TASK TO CARRY OUT:
In your copy, leave out the pictures and repeat the entries below exactly.

(Stored records)
-- Start --

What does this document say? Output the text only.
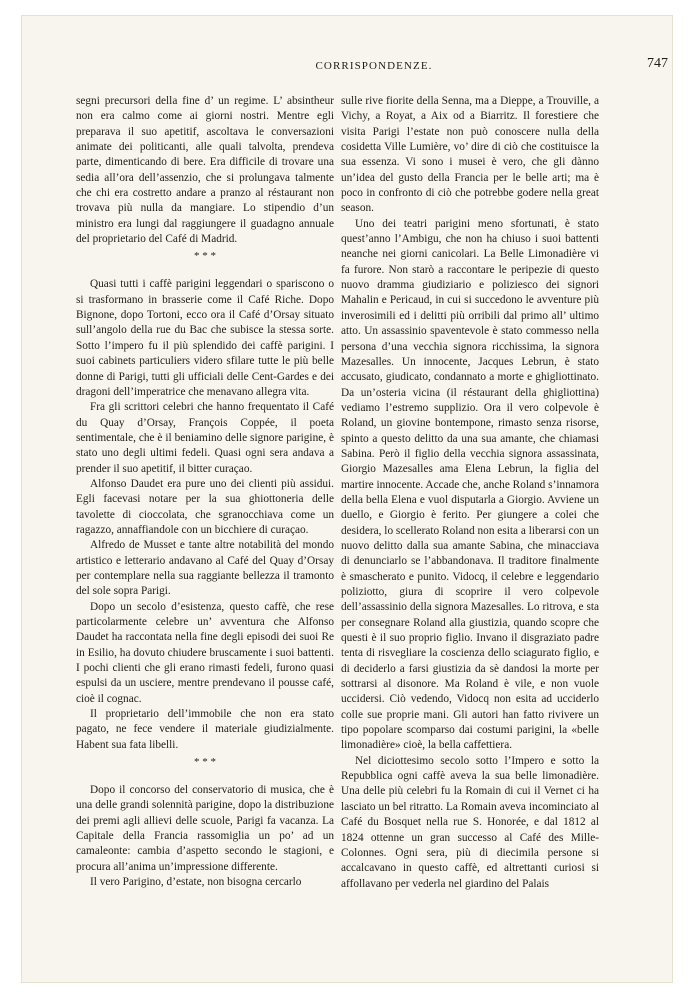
CORRISPONDENZE.	747

segni precursori della fine d’ un regime. L’ absintheur non era calmo come ai giorni nostri. Mentre egli preparava il suo apetitif, ascoltava le conversazioni animate dei politicanti, alle quali talvolta, prendeva parte, dimenticando di bere. Era difficile di trovare una sedia all’ora dell’assenzio, che si prolungava talmente che chi era costretto andare a pranzo al réstaurant non trovava più nulla da mangiare. Lo stipendio d’un ministro era lungi dal raggiungere il guadagno annuale del proprietario del Café di Madrid.

* * *

Quasi tutti i caffè parigini leggendari o spariscono o si trasformano in brasserie come il Café Riche. Dopo Bignone, dopo Tortoni, ecco ora il Café d’Orsay situato sull’angolo della rue du Bac che subisce la stessa sorte. Sotto l’impero fu il più splendido dei caffè parigini. I suoi cabinets particuliers videro sfilare tutte le più belle donne di Parigi, tutti gli ufficiali delle Cent-Gardes e dei dragoni dell’imperatrice che menavano allegra vita.

Fra gli scrittori celebri che hanno frequentato il Café du Quay d’Orsay, François Coppée, il poeta sentimentale, che è il beniamino delle signore parigine, è stato uno degli ultimi fedeli. Quasi ogni sera andava a prender il suo apetitif, il bitter curaçao.

Alfonso Daudet era pure uno dei clienti più assidui. Egli facevasi notare per la sua ghiottoneria delle tavolette di cioccolata, che sgranocchiava come un ragazzo, annaffiandole con un bicchiere di curaçao.

Alfredo de Musset e tante altre notabilità del mondo artistico e letterario andavano al Café del Quay d’Orsay per contemplare nella sua raggiante bellezza il tramonto del sole sopra Parigi.

Dopo un secolo d’esistenza, questo caffè, che rese particolarmente celebre un’ avventura che Alfonso Daudet ha raccontata nella fine degli episodi dei suoi Re in Esilio, ha dovuto chiudere bruscamente i suoi battenti. I pochi clienti che gli erano rimasti fedeli, furono quasi espulsi da un usciere, mentre prendevano il pousse café, cioè il cognac.

Il proprietario dell’immobile che non era stato pagato, ne fece vendere il materiale giudizialmente. Habent sua fata libelli.

* * *

Dopo il concorso del conservatorio di musica, che è una delle grandi solennità parigine, dopo la distribuzione dei premi agli allievi delle scuole, Parigi fa vacanza. La Capitale della Francia rassomiglia un po’ ad un camaleonte: cambia d’aspetto secondo le stagioni, e procura all’anima un’impressione differente.

Il vero Parigino, d’estate, non bisogna cercarlo

sulle rive fiorite della Senna, ma a Dieppe, a Trouville, a Vichy, a Royat, a Aix od a Biarritz. Il forestiere che visita Parigi l’estate non può conoscere nulla della cosidetta Ville Lumière, vo’ dire di ciò che costituisce la sua essenza. Vi sono i musei è vero, che gli dànno un’idea del gusto della Francia per le belle arti; ma è poco in confronto di ciò che potrebbe godere nella great season.

Uno dei teatri parigini meno sfortunati, è stato quest’anno l’Ambigu, che non ha chiuso i suoi battenti neanche nei giorni canicolari. La Belle Limonadière vi fa furore. Non starò a raccontare le peripezie di questo nuovo dramma giudiziario e poliziesco dei signori Mahalin e Pericaud, in cui si succedono le avventure più inverosimili ed i delitti più orribili dal primo all’ ultimo atto. Un assassinio spaventevole è stato commesso nella persona d’una vecchia signora ricchissima, la signora Mazesalles. Un innocente, Jacques Lebrun, è stato accusato, giudicato, condannato a morte e ghigliottinato. Da un’osteria vicina (il réstaurant della ghigliottina) vediamo l’estremo supplizio. Ora il vero colpevole è Roland, un giovine bontempone, rimasto senza risorse, spinto a questo delitto da una sua amante, che chiamasi Sabina. Però il figlio della vecchia signora assassinata, Giorgio Mazesalles ama Elena Lebrun, la figlia del martire innocente. Accade che, anche Roland s’innamora della bella Elena e vuol disputarla a Giorgio. Avviene un duello, e Giorgio è ferito. Per giungere a colei che desidera, lo scellerato Roland non esita a liberarsi con un nuovo delitto dalla sua amante Sabina, che minacciava di denunciarlo se l’abbandonava. Il traditore finalmente è smascherato e punito. Vidocq, il celebre e leggendario poliziotto, giura di scoprire il vero colpevole dell’assassinio della signora Mazesalles. Lo ritrova, e sta per consegnare Roland alla giustizia, quando scopre che questi è il suo proprio figlio. Invano il disgraziato padre tenta di risvegliare la coscienza dello sciagurato figlio, e di deciderlo a farsi giustizia da sè dandosi la morte per sottrarsi al disonore. Ma Roland è vile, e non vuole uccidersi. Ciò vedendo, Vidocq non esita ad ucciderlo colle sue proprie mani. Gli autori han fatto rivivere un tipo popolare scomparso dai costumi parigini, la «belle limonadière» cioè, la bella caffettiera.

Nel diciottesimo secolo sotto l’Impero e sotto la Repubblica ogni caffè aveva la sua belle limonadière. Una delle più celebri fu la Romain di cui il Vernet ci ha lasciato un bel ritratto. La Romain aveva incominciato al Café du Bosquet nella rue S. Honorée, e dal 1812 al 1824 ottenne un gran successo al Café des Mille-Colonnes. Ogni sera, più di diecimila persone si accalcavano in questo caffè, ed altrettanti curiosi si affollavano per vederla nel giardino del Palais
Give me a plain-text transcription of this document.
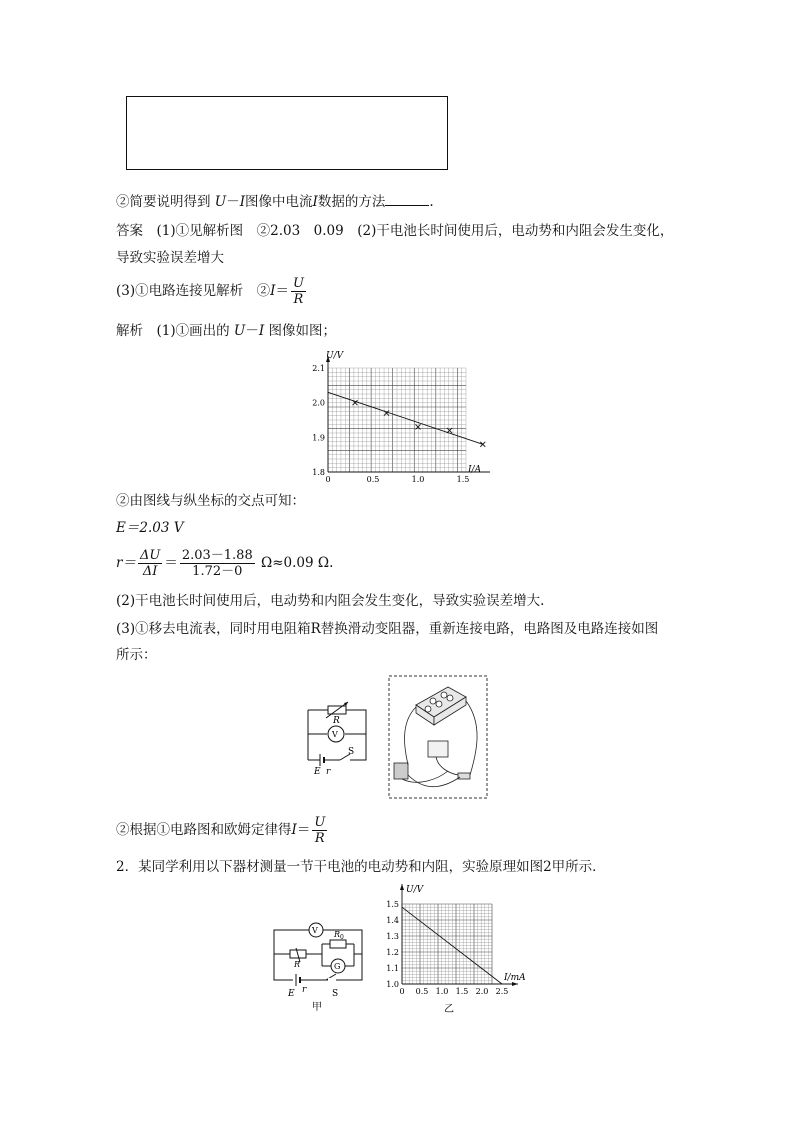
②简要说明得到 U－I图像中电流I数据的方法	.
答案　(1)①见解析图　②2.03　0.09　(2)干电池长时间使用后，电动势和内阻会发生变化，
导致实验误差增大
(3)①电路连接见解析　②I＝ $\frac{U}{R}$
解析　(1)①画出的 U－I 图像如图；
0	0.5	1.0	1.5
1.8
1.9
2.0
2.1
U/V
I/A
②由图线与纵坐标的交点可知：
E＝2.03 V
$r= \frac{\Delta U}{\Delta I} = \frac{2.03-1.88}{1.72-0} \Omega\approx 0.09$ Ω.
(2)干电池长时间使用后，电动势和内阻会发生变化，导致实验误差增大.
(3)①移去电流表，同时用电阻箱R替换滑动变阻器，重新连接电路，电路图及电路连接如图
所示：
R
V
E r
S
②根据①电路图和欧姆定律得$I= \frac{U}{R}$
2．某同学利用以下器材测量一节干电池的电动势和内阻，实验原理如图2甲所示．
V R 0
R	G
E r	S
甲
0 0.5 1.0 1.5 2.0 2.5
1.0
1.1
1.2
1.3
1.4
1.5
U/V
I/mA
乙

-- End --

WRITTEN RESPONSE:
What does this document say? Output the text only.
CORRISPONDENZE.	747

segni precursori della fine d’ un regime. L’ absintheur non era calmo come ai giorni nostri. Mentre egli preparava il suo apetitif, ascoltava le conversazioni animate dei politicanti, alle quali talvolta, prendeva parte, dimenticando di bere. Era difficile di trovare una sedia all’ora dell’assenzio, che si prolungava talmente che chi era costretto andare a pranzo al réstaurant non trovava più nulla da mangiare. Lo stipendio d’un ministro era lungi dal raggiungere il guadagno annuale del proprietario del Café di Madrid.

* * *

Quasi tutti i caffè parigini leggendari o spariscono o si trasformano in brasserie come il Café Riche. Dopo Bignone, dopo Tortoni, ecco ora il Café d’Orsay situato sull’angolo della rue du Bac che subisce la stessa sorte. Sotto l’impero fu il più splendido dei caffè parigini. I suoi cabinets particuliers videro sfilare tutte le più belle donne di Parigi, tutti gli ufficiali delle Cent-Gardes e dei dragoni dell’imperatrice che menavano allegra vita.

Fra gli scrittori celebri che hanno frequentato il Café du Quay d’Orsay, François Coppée, il poeta sentimentale, che è il beniamino delle signore parigine, è stato uno degli ultimi fedeli. Quasi ogni sera andava a prender il suo apetitif, il bitter curaçao.

Alfonso Daudet era pure uno dei clienti più assidui. Egli facevasi notare per la sua ghiottoneria delle tavolette di cioccolata, che sgranocchiava come un ragazzo, annaffiandole con un bicchiere di curaçao.

Alfredo de Musset e tante altre notabilità del mondo artistico e letterario andavano al Café del Quay d’Orsay per contemplare nella sua raggiante bellezza il tramonto del sole sopra Parigi.

Dopo un secolo d’esistenza, questo caffè, che rese particolarmente celebre un’ avventura che Alfonso Daudet ha raccontata nella fine degli episodi dei suoi Re in Esilio, ha dovuto chiudere bruscamente i suoi battenti. I pochi clienti che gli erano rimasti fedeli, furono quasi espulsi da un usciere, mentre prendevano il pousse café, cioè il cognac.

Il proprietario dell’immobile che non era stato pagato, ne fece vendere il materiale giudizialmente. Habent sua fata libelli.

* * *

Dopo il concorso del conservatorio di musica, che è una delle grandi solennità parigine, dopo la distribuzione dei premi agli allievi delle scuole, Parigi fa vacanza. La Capitale della Francia rassomiglia un po’ ad un camaleonte: cambia d’aspetto secondo le stagioni, e procura all’anima un’impressione differente.

Il vero Parigino, d’estate, non bisogna cercarlo

sulle rive fiorite della Senna, ma a Dieppe, a Trouville, a Vichy, a Royat, a Aix od a Biarritz. Il forestiere che visita Parigi l’estate non può conoscere nulla della cosidetta Ville Lumière, vo’ dire di ciò che costituisce la sua essenza. Vi sono i musei è vero, che gli dànno un’idea del gusto della Francia per le belle arti; ma è poco in confronto di ciò che potrebbe godere nella great season.

Uno dei teatri parigini meno sfortunati, è stato quest’anno l’Ambigu, che non ha chiuso i suoi battenti neanche nei giorni canicolari. La Belle Limonadière vi fa furore. Non starò a raccontare le peripezie di questo nuovo dramma giudiziario e poliziesco dei signori Mahalin e Pericaud, in cui si succedono le avventure più inverosimili ed i delitti più orribili dal primo all’ ultimo atto. Un assassinio spaventevole è stato commesso nella persona d’una vecchia signora ricchissima, la signora Mazesalles. Un innocente, Jacques Lebrun, è stato accusato, giudicato, condannato a morte e ghigliottinato. Da un’osteria vicina (il réstaurant della ghigliottina) vediamo l’estremo supplizio. Ora il vero colpevole è Roland, un giovine bontempone, rimasto senza risorse, spinto a questo delitto da una sua amante, che chiamasi Sabina. Però il figlio della vecchia signora assassinata, Giorgio Mazesalles ama Elena Lebrun, la figlia del martire innocente. Accade che, anche Roland s’innamora della bella Elena e vuol disputarla a Giorgio. Avviene un duello, e Giorgio è ferito. Per giungere a colei che desidera, lo scellerato Roland non esita a liberarsi con un nuovo delitto dalla sua amante Sabina, che minacciava di denunciarlo se l’abbandonava. Il traditore finalmente è smascherato e punito. Vidocq, il celebre e leggendario poliziotto, giura di scoprire il vero colpevole dell’assassinio della signora Mazesalles. Lo ritrova, e sta per consegnare Roland alla giustizia, quando scopre che questi è il suo proprio figlio. Invano il disgraziato padre tenta di risvegliare la coscienza dello sciagurato figlio, e di deciderlo a farsi giustizia da sè dandosi la morte per sottrarsi al disonore. Ma Roland è vile, e non vuole uccidersi. Ciò vedendo, Vidocq non esita ad ucciderlo colle sue proprie mani. Gli autori han fatto rivivere un tipo popolare scomparso dai costumi parigini, la «belle limonadière» cioè, la bella caffettiera.

Nel diciottesimo secolo sotto l’Impero e sotto la Repubblica ogni caffè aveva la sua belle limonadière. Una delle più celebri fu la Romain di cui il Vernet ci ha lasciato un bel ritratto. La Romain aveva incominciato al Café du Bosquet nella rue S. Honorée, e dal 1812 al 1824 ottenne un gran successo al Café des Mille-Colonnes. Ogni sera, più di diecimila persone si accalcavano in questo caffè, ed altrettanti curiosi si affollavano per vederla nel giardino del Palais
Give me a plain-text transcription of this document.
②简要说明得到 U－I图像中电流I数据的方法	.
答案　(1)①见解析图　②2.03　0.09　(2)干电池长时间使用后，电动势和内阻会发生变化，
导致实验误差增大
(3)①电路连接见解析　②I＝ $\frac{U}{R}$
解析　(1)①画出的 U－I 图像如图；
0	0.5	1.0	1.5
1.8
1.9
2.0
2.1
U/V
I/A
②由图线与纵坐标的交点可知：
E＝2.03 V
$r= \frac{\Delta U}{\Delta I} = \frac{2.03-1.88}{1.72-0} \Omega\approx 0.09$ Ω.
(2)干电池长时间使用后，电动势和内阻会发生变化，导致实验误差增大.
(3)①移去电流表，同时用电阻箱R替换滑动变阻器，重新连接电路，电路图及电路连接如图
所示：
R
V
E r
S
②根据①电路图和欧姆定律得$I= \frac{U}{R}$
2．某同学利用以下器材测量一节干电池的电动势和内阻，实验原理如图2甲所示．
V R 0
R	G
E r	S
甲
0 0.5 1.0 1.5 2.0 2.5
1.0
1.1
1.2
1.3
1.4
1.5
U/V
I/mA
乙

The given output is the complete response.